**Set task:** Each line that holds the word "this" should be returned.

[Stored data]

- - - - -

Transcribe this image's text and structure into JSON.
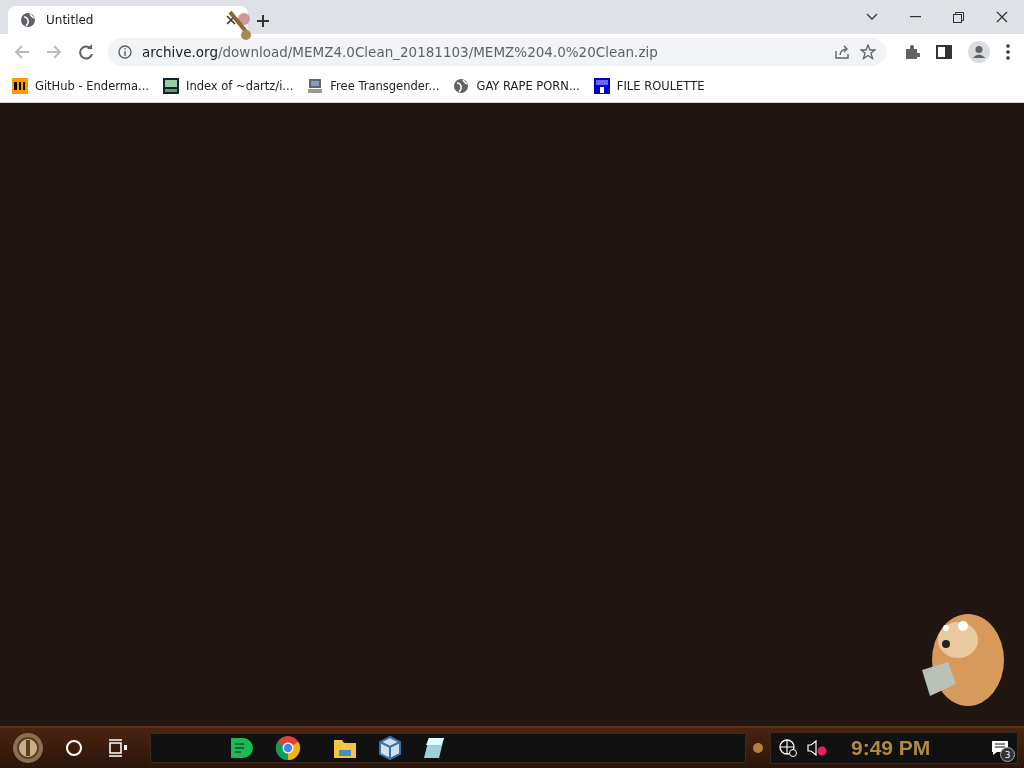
{
  "tabs": [
    {
      "title": "Untitled",
      "selected": true
    }
  ],
  "address": {
    "host": "archive.org",
    "path": "/download/MEMZ4.0Clean_20181103/MEMZ%204.0%20Clean.zip"
  },
  "bookmarks": [
    {
      "label": "GitHub - Enderma...",
      "kind": "ph"
    },
    {
      "label": "Index of ~dartz/i...",
      "kind": "grid"
    },
    {
      "label": "Free Transgender...",
      "kind": "computer"
    },
    {
      "label": "GAY RAPE PORN...",
      "kind": "globe"
    },
    {
      "label": "FILE ROULETTE",
      "kind": "mft"
    }
  ],
  "taskbar": {
    "clock": "9:49 PM",
    "notification_count": "3"
  }
}
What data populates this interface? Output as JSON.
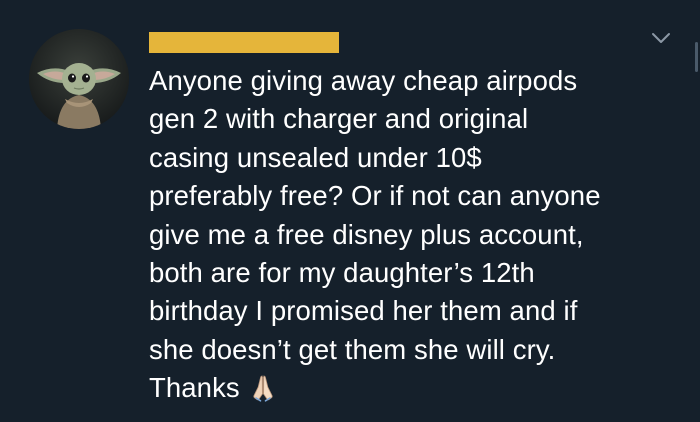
{
  "tweet": {
    "text_lines": [
      "Anyone giving away cheap airpods",
      "gen 2 with charger and original",
      "casing unsealed under 10$",
      "preferably free? Or if not can anyone",
      "give me a free disney plus account,",
      "both are for my daughter’s 12th",
      "birthday I promised her them and if",
      "she doesn’t get them she will cry.",
      "Thanks"
    ],
    "emoji": "folded-hands-emoji",
    "avatar_icon": "baby-yoda-avatar-icon",
    "menu_icon": "chevron-down-icon"
  },
  "colors": {
    "background": "#15202b",
    "text": "#ffffff",
    "name_redaction": "#e5b53a",
    "chevron": "#8b98a5"
  }
}
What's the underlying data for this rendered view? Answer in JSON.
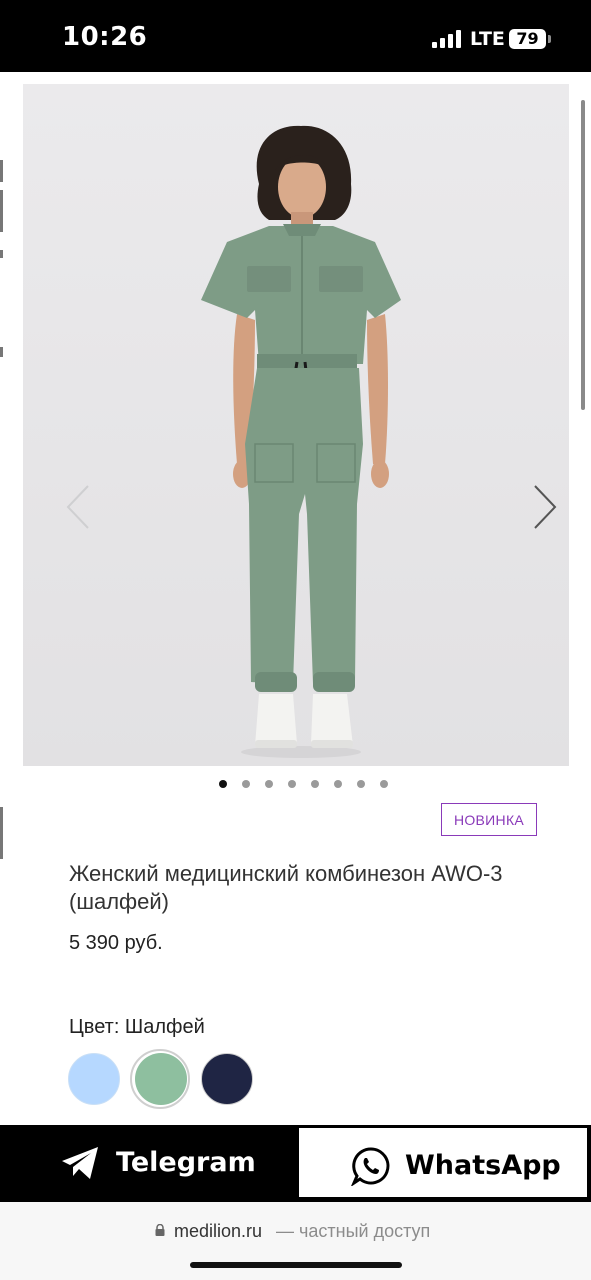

- - - - -

**Right answer:**
Transcribe this image's text and structure into JSON.
What data populates this interface? Output as JSON.
What's the underlying data for this rendered view? Answer in JSON.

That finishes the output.